THE PROBLEM:
In the data below, find every line with the string "Plast" and pull it out.

DATA FOR THIS EXERCISE:
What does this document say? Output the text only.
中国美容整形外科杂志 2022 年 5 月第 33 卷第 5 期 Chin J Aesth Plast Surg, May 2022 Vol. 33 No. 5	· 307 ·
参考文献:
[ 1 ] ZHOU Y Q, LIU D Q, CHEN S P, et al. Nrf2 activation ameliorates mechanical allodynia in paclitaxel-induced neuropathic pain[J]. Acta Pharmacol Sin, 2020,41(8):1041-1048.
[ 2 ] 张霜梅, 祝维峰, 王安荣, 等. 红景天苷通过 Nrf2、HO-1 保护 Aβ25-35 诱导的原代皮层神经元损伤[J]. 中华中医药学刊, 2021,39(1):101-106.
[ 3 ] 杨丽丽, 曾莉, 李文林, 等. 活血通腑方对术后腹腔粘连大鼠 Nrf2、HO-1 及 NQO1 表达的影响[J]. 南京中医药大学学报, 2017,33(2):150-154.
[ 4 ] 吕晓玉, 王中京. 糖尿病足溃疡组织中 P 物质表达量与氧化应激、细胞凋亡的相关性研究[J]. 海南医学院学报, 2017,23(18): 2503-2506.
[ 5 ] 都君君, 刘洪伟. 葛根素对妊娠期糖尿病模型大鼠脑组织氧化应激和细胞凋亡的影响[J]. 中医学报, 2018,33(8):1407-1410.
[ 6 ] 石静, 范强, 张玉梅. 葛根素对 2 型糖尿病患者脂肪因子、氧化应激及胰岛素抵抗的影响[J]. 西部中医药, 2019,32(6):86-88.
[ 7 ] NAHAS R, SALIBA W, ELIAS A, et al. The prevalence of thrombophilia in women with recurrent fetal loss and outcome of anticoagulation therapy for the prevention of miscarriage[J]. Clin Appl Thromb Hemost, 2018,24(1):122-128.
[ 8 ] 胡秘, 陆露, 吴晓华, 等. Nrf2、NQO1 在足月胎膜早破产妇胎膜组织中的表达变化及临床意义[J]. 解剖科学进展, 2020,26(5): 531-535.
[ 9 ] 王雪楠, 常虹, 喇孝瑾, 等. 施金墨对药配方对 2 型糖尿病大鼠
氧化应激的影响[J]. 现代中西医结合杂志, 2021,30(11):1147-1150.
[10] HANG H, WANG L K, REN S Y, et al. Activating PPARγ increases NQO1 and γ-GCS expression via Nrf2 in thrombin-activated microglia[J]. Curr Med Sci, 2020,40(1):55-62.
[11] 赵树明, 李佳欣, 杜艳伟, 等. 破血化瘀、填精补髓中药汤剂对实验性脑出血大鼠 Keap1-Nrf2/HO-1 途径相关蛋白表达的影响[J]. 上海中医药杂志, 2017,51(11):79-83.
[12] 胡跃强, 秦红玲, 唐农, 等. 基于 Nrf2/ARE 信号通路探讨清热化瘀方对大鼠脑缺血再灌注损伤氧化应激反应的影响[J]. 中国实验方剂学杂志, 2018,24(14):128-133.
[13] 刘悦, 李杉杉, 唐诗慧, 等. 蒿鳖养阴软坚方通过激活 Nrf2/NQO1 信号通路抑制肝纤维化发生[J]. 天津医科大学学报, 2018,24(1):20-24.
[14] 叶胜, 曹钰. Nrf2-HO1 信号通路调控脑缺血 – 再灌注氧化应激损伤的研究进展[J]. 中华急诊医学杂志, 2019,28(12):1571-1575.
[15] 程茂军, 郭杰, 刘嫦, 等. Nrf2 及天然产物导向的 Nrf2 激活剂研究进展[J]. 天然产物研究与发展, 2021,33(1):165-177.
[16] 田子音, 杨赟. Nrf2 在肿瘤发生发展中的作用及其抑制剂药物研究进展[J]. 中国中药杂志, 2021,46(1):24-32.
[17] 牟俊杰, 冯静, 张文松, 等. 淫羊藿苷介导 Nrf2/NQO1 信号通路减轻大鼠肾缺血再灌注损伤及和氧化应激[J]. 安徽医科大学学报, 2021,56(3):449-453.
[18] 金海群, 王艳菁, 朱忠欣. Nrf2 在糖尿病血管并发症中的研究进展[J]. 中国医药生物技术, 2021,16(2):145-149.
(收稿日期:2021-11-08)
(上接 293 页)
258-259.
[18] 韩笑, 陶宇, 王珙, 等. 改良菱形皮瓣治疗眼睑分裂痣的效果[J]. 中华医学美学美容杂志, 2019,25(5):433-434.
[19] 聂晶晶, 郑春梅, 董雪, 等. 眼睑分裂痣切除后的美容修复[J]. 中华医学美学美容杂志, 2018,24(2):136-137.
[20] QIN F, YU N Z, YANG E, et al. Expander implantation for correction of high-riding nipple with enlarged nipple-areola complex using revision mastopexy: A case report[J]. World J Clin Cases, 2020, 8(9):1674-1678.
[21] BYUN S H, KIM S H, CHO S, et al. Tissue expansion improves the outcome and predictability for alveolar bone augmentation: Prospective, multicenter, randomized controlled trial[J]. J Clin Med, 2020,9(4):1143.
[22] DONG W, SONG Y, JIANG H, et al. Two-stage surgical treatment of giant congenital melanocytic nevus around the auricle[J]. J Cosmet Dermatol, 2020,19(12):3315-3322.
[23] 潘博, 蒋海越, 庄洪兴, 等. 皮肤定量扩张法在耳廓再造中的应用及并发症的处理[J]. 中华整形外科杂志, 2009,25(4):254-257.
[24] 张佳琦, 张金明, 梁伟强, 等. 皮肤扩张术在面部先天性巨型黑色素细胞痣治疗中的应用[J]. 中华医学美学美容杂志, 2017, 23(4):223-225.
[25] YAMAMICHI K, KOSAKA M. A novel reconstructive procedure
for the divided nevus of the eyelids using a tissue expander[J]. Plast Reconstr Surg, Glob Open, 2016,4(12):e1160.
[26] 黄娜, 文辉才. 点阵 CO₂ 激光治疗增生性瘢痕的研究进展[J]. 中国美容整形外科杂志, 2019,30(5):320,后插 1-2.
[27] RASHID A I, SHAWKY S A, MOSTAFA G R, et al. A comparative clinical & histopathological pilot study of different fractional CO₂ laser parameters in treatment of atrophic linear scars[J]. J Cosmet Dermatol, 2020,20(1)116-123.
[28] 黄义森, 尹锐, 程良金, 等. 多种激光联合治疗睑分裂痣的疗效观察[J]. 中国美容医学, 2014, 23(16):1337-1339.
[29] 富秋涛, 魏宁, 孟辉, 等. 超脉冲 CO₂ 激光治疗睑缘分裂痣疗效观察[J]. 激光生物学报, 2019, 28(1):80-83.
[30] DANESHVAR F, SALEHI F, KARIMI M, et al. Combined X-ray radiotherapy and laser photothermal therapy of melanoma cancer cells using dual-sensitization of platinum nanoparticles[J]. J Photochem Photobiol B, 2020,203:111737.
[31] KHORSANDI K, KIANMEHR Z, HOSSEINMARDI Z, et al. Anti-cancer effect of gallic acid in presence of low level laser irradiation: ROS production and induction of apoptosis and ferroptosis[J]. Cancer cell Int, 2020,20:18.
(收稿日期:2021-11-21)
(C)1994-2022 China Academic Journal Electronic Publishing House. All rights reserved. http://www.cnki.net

REPLY:
中国美容整形外科杂志 2022 年 5 月第 33 卷第 5 期 Chin J Aesth Plast Surg, May 2022 Vol. 33 No. 5	· 307 ·
for the divided nevus of the eyelids using a tissue expander[J]. Plast Reconstr Surg, Glob Open, 2016,4(12):e1160.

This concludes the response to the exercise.